**WRITTEN TASK 1**
Quote the listing word for word, from its first line down to the line containing "wind-barb [1054,365,1082,380]", with that line included.

**PAGE TEXT**

How We Define Success
I came
of age in 1964 as a young boy of ten watching the longest succession of team
winning streaks in baseball history come to an end. It was a wretched
experience I didn’t fully understand. All around me in the Brooklyn there was a
muted joy about this from wounded Dodgers loyalists, still grieving an
unforgivable loss from six years earlier. It was a foul death and the end of
the New York Yankees thirty-nine season winning record streak passed without
the kind of joy it might have engendered ten years earlier. Too many people were
grimly nursing beers in darkened bars throughout the borough, their only
remaining desire in life to piss on Walter O’Malley’s grave when the time came.
The
Yankees proceeded to become an afterthought in New York for a good many years.
They were no longer hated, but neither were they pitied. When the Mets won the
World Series over a vastly superior Orioles team in 1969, the Yankees simply
didn’t exist. The entire city had moved
to Flushing, an aptly named place for those of you familiar with the environs.
I spent many bitter cold spring days and nights in a sewer named Shea Stadium
staring morosely at the Serval Zipper sign in center field waiting for summer
to arrive. Yankee Stadium was something of a coffin in those days.
Then
came the Seventies: George, Billie and Reggie along with the day of the 1978
playoff in Fenway. We all remember Bucky <Fuggin> Dent, but what won that
game for me was a late Reggie home run, Mike Torrez the imbedded Yankee, and
the most unforgettable play of the day: Sweet Lou in the glaring sun in right
field, sticking his glove out and finding a ball in it. Had it gotten past him,
the results (and history) would have been very different. Everywhere I went in
New York that afternoon the city had come to a halt. I still can see those old men gathered around
a radio in Central Park, heads cocked to one side, listening with the knowledge
they were bearing witness to history.
I won’t
recite the great years of the 90s. Too many of you were witness to those
historic teams. Right now, the Yankees are on another historic tear, both as a
singular year that may transcend the most wins in a single season, and from a
franchise perspective, well on their way to another winning season, currently
at twenty-eight in a row and counting. While some of us may be well on the way
to the grave by the time the franchise comes close to approaching the all-time
record in 2033, and this being the advent of the All-Star break, it might just
be a good time to gain some perspective.
All
told, The Yankees have cumulative SIXTY-SEVEN consecutive winning seasons in
two such streaks; the Sux have had three streaks totaling forty years, the
Cardinals two years totaling twenty-nine. I won’t even bother to mention the
difference in the number of rings. It’s not even close. The discrepancy between
the success of the Yankees and relative success and failure of every other
franchise is nearly astronomical. We’ve literally got nothing to complain about
except for those barren years between 1964 and 1976, a paltry sum all things
considered.

**EXCERPTED DATA**
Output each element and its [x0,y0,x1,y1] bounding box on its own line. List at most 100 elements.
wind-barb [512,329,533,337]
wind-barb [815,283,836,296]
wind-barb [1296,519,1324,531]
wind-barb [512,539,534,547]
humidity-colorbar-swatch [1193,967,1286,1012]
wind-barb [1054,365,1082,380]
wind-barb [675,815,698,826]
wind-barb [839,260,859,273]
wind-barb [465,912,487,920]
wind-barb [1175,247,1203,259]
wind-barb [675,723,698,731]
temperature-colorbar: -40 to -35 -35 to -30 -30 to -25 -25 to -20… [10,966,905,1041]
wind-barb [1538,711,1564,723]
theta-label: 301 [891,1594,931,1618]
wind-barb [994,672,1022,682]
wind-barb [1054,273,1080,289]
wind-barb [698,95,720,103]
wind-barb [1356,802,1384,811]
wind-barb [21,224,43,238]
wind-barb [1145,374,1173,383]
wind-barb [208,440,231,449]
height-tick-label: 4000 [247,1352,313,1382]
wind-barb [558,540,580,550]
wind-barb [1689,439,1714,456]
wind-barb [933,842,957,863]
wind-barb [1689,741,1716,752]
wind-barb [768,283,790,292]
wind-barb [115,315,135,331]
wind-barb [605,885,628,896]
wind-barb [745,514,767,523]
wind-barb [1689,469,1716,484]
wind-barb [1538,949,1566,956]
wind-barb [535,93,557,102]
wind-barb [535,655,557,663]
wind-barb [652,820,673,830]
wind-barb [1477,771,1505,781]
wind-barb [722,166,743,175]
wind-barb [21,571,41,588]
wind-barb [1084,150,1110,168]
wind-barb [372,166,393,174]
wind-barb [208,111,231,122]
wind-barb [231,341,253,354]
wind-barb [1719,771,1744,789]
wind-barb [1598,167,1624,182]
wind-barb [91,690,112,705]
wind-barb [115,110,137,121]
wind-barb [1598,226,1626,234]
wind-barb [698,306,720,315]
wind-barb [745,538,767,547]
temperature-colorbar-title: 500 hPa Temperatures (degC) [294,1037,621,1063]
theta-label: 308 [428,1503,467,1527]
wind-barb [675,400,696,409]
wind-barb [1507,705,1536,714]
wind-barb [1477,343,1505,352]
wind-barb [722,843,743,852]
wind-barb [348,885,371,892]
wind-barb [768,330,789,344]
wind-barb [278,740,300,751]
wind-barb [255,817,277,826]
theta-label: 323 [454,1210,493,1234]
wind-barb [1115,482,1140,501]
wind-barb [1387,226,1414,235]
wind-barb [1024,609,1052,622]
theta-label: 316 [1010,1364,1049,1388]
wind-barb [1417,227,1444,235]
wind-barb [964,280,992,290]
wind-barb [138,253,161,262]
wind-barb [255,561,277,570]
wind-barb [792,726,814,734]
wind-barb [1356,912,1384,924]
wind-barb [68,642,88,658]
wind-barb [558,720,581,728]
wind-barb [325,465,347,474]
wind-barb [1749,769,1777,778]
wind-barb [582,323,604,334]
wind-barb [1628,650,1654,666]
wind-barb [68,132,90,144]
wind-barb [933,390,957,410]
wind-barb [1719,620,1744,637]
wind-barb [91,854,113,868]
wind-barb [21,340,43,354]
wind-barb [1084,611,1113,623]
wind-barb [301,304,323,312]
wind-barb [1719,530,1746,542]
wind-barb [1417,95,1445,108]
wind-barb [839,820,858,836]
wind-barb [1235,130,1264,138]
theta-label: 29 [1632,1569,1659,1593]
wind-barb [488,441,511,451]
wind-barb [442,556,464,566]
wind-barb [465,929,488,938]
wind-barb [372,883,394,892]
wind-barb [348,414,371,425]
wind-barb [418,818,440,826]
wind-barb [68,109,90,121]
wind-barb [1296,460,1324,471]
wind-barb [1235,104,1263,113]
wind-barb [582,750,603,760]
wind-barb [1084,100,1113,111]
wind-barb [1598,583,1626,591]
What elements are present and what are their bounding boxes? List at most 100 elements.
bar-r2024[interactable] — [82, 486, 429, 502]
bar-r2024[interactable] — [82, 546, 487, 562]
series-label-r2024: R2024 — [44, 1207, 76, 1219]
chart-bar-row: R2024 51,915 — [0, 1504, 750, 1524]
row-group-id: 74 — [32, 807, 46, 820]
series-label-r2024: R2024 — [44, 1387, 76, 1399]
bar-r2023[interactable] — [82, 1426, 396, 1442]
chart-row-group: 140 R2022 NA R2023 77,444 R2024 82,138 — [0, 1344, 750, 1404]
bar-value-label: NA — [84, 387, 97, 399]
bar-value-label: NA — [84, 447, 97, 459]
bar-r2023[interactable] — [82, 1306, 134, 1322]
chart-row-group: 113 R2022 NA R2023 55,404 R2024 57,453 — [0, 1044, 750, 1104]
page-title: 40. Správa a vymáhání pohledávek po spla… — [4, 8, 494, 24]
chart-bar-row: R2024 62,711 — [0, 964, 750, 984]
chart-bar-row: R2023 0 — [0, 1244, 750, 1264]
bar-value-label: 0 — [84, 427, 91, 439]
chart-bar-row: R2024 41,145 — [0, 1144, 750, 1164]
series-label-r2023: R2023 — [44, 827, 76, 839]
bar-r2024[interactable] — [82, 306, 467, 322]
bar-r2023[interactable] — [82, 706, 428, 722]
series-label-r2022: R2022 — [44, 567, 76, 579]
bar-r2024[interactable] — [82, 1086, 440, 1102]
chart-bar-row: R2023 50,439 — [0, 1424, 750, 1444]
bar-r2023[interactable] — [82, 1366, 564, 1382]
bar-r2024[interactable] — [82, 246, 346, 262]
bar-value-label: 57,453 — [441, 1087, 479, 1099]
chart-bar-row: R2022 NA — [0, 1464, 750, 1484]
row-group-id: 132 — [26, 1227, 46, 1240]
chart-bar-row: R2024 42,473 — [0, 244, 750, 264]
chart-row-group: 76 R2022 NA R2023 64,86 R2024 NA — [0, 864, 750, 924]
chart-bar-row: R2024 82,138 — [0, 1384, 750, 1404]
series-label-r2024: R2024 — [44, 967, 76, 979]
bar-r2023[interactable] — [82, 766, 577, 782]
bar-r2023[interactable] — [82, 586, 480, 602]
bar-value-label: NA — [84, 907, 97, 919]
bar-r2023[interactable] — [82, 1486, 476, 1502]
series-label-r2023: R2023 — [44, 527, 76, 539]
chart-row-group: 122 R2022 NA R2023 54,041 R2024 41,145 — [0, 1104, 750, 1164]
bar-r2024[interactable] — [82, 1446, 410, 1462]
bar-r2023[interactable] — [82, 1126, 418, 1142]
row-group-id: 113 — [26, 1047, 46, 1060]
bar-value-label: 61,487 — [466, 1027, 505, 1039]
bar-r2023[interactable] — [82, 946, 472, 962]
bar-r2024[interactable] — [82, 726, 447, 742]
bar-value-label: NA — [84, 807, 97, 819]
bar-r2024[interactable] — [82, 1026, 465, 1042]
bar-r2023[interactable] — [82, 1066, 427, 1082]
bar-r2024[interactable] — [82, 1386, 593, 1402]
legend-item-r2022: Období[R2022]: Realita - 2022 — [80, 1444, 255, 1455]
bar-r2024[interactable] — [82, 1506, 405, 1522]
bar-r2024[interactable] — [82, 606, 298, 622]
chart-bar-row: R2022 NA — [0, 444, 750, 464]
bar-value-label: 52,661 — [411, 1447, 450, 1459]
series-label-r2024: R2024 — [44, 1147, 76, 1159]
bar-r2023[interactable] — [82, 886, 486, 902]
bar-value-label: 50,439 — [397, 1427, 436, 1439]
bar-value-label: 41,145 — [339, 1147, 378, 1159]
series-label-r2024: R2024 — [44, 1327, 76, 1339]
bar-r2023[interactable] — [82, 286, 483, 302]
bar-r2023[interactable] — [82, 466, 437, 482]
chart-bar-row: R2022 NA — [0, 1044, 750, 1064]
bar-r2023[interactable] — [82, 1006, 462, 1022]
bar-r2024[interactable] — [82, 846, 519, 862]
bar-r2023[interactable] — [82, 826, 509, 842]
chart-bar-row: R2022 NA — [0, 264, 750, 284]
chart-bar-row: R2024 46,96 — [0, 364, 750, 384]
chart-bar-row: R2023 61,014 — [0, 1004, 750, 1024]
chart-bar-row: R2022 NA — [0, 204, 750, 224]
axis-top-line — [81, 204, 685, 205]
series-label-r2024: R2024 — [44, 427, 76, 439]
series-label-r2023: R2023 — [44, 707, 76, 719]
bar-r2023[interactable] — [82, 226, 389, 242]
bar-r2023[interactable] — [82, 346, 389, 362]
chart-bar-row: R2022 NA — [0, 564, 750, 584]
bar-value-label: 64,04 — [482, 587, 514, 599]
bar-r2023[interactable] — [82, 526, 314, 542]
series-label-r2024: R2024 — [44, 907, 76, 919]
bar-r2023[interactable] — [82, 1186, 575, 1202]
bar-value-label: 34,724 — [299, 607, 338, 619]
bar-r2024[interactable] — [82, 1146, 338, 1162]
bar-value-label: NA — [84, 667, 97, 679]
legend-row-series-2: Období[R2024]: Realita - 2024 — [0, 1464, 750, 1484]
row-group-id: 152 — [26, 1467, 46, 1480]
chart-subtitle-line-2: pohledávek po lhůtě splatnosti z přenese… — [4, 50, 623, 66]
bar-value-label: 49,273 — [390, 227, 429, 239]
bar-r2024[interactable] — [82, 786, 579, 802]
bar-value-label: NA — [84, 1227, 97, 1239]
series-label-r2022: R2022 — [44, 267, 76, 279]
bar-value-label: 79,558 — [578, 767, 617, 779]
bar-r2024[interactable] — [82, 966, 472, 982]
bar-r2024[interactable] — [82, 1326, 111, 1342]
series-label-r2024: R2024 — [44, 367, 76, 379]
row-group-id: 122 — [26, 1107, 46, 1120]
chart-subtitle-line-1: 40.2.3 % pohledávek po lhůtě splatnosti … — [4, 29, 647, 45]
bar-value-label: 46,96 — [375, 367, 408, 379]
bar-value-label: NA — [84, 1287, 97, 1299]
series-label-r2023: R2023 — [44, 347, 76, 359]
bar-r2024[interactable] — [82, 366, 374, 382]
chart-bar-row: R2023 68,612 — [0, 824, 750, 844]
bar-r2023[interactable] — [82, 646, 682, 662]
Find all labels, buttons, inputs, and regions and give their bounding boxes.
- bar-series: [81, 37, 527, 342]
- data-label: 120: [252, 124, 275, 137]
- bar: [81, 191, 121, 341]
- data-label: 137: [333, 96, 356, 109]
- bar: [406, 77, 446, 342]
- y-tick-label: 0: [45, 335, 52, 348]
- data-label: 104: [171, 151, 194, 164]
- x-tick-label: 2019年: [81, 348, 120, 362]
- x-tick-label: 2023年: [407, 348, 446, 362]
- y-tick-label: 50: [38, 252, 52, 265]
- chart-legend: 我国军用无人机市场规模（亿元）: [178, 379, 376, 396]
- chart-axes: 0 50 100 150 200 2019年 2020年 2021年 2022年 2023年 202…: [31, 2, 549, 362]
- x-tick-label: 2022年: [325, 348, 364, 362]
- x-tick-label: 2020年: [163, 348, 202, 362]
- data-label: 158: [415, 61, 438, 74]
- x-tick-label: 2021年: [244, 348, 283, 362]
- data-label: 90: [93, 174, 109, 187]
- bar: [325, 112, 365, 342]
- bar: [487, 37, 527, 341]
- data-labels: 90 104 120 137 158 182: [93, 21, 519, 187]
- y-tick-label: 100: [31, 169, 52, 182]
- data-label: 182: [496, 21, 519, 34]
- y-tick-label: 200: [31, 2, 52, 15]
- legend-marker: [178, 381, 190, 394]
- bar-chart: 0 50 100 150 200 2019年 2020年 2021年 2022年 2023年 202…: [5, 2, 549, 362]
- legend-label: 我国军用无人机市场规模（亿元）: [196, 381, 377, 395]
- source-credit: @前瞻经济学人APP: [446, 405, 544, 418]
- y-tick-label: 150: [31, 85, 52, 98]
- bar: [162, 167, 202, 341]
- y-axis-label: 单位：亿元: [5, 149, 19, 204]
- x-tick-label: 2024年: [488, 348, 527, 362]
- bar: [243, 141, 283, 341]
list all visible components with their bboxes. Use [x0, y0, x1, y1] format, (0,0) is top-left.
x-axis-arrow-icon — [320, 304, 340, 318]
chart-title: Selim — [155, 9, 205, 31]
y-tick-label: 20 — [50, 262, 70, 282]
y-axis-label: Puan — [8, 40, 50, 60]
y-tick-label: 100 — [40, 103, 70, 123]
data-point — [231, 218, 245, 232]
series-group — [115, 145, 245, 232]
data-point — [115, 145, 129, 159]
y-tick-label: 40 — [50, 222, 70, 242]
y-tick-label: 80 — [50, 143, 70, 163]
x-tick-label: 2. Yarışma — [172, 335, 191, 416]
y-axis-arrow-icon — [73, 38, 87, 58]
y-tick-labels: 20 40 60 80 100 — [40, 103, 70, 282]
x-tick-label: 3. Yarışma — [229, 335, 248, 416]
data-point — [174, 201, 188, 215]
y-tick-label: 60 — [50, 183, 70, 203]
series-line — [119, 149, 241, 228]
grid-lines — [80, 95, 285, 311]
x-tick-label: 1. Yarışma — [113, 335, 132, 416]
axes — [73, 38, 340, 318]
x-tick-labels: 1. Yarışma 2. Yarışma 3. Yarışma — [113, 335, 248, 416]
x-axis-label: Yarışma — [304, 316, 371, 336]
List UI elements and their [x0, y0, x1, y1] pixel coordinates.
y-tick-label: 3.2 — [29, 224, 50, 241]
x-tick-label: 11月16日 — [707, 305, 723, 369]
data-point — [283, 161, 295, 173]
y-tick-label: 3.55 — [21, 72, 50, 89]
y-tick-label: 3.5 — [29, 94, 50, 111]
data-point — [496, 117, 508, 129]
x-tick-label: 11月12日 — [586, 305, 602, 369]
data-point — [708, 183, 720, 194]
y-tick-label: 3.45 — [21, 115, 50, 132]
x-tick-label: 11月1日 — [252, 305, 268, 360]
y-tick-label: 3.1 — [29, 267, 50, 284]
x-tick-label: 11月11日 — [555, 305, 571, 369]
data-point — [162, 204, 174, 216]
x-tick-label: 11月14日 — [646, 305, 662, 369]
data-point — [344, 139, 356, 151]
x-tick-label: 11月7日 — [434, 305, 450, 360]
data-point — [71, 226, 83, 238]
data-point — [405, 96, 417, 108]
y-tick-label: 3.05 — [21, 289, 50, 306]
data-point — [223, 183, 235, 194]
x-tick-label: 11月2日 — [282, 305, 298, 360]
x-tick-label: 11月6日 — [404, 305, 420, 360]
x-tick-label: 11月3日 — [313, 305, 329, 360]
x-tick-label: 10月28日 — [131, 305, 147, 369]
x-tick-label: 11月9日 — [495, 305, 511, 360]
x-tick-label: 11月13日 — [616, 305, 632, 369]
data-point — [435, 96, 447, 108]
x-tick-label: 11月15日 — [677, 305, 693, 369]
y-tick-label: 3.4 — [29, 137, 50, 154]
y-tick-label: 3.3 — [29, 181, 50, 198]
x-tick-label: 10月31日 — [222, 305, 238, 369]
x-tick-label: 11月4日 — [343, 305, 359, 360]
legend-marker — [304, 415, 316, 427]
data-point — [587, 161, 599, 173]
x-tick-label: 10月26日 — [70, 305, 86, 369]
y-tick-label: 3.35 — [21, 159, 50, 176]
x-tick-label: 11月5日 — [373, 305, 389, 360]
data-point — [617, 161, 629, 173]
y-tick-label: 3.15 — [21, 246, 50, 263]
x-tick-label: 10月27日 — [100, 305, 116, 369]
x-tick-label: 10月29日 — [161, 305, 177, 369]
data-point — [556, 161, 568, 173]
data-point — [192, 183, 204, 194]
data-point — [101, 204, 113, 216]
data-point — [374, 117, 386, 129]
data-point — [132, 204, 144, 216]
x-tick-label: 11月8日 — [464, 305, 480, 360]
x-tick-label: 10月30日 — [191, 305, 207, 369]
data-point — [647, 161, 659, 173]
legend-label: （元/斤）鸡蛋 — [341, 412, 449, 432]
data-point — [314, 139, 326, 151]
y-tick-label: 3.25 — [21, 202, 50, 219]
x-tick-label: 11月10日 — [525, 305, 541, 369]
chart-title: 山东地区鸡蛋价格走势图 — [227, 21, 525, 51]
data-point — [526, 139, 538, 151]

**WRITTEN TASK 2**
Continue the essay on Yankees baseball success from the point where it ends.

**EXPECTED OUTPUT 1**
Output each element and its [x0,y0,x1,y1] bounding box on its own line. List at most 100 elements.
wind-barb [512,329,533,337]
wind-barb [815,283,836,296]
wind-barb [1296,519,1324,531]
wind-barb [512,539,534,547]
humidity-colorbar-swatch [1193,967,1286,1012]
wind-barb [1054,365,1082,380]

**EXPECTED OUTPUT 2**
So, why
are we all so unhappy? Sure, we have an owner who is the epitome of Wonder
Bread blandness, a general manager who spends his time shopping at Goodwill and
doesn’t seem to know much about acquiring talent, and a field manager who makes
Sleepy Joe look like George Patton. The current Yankees team has surpassed any
of our expectations and many of us are waiting for a downfall that seems
inevitable. Our day-to-day hand wringing is very nearly myopic. It’s impossible
to enjoy one of the best seasons in memory without lashing out at (insert name
here) for the post-season failures of the last thirteen years in anticipation
of yet another early exit.
I have
a theory: we here have a higher standard for excellence than the powers that
run the Yankees. We want to win. Every year. We have history behind us and
those recent years when we were THE New York Yankees: the team everyone feared.
Now not so much. If the recent series with the Asstros and the Sux tell us,
this team is vulnerable. We can beat up on the many weaklings (what ever
happened to parity?) but we can’t dominate everyone. Even Baltimore is on the
rise. Watch out for them. The days of padding our stats on the O’s is over.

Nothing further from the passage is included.